** START Records for this exercise **

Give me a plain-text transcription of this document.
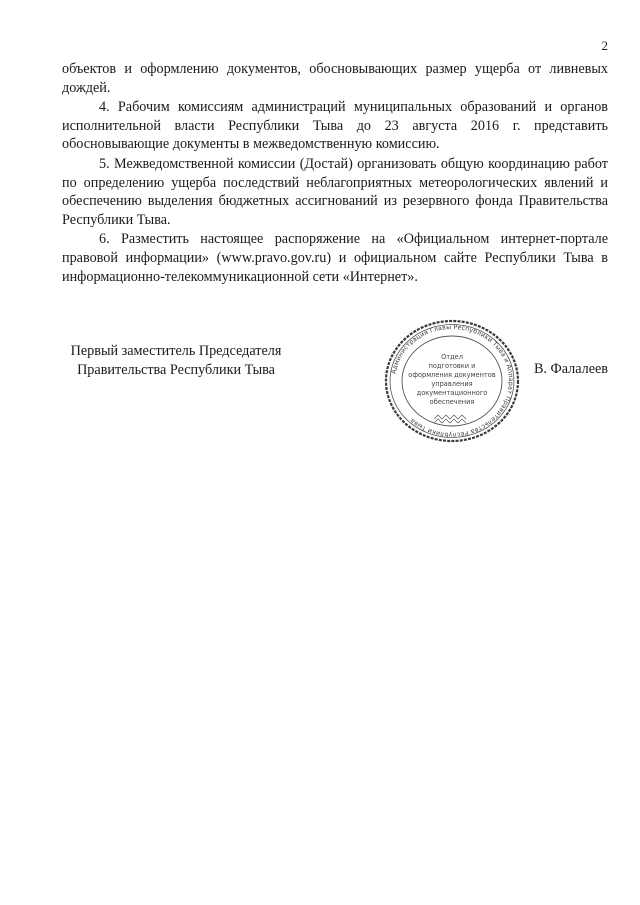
2

объектов и оформлению документов, обосновывающих размер ущерба от ливневых дождей.

4. Рабочим комиссиям администраций муниципальных образований и органов исполнительной власти Республики Тыва до 23 августа 2016 г. представить обосновывающие документы в межведомственную комиссию.

5. Межведомственной комиссии (Достай) организовать общую координацию работ по определению ущерба последствий неблагоприятных метеорологических явлений и обеспечению выделения бюджетных ассигнований из резервного фонда Правительства Республики Тыва.

6. Разместить настоящее распоряжение на «Официальном интернет-портале правовой информации» (www.pravo.gov.ru) и официальном сайте Республики Тыва в информационно-телекоммуникационной сети «Интернет».

Первый заместитель Председателя
Правительства Республики Тыва	Администрация Главы Республики Тыва и Аппарат Правительства Республики Тыва
Отдел
подготовки и
оформления документов
управления
документационного
обеспечения
В. Фалалеев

** END Records for this exercise **

#### [What to produce]
Copy every record above exactly, leaving out any pictures.

#### [Response to this task]
Give me a plain-text transcription of this document.
2

объектов и оформлению документов, обосновывающих размер ущерба от ливневых дождей.

4. Рабочим комиссиям администраций муниципальных образований и органов исполнительной власти Республики Тыва до 23 августа 2016 г. представить обосновывающие документы в межведомственную комиссию.

5. Межведомственной комиссии (Достай) организовать общую координацию работ по определению ущерба последствий неблагоприятных метеорологических явлений и обеспечению выделения бюджетных ассигнований из резервного фонда Правительства Республики Тыва.

6. Разместить настоящее распоряжение на «Официальном интернет-портале правовой информации» (www.pravo.gov.ru) и официальном сайте Республики Тыва в информационно-телекоммуникационной сети «Интернет».

Первый заместитель Председателя
Правительства Республики Тыва	Администрация Главы Республики Тыва и Аппарат Правительства Республики Тыва
Отдел
подготовки и
оформления документов
управления
документационного
обеспечения
В. Фалалеев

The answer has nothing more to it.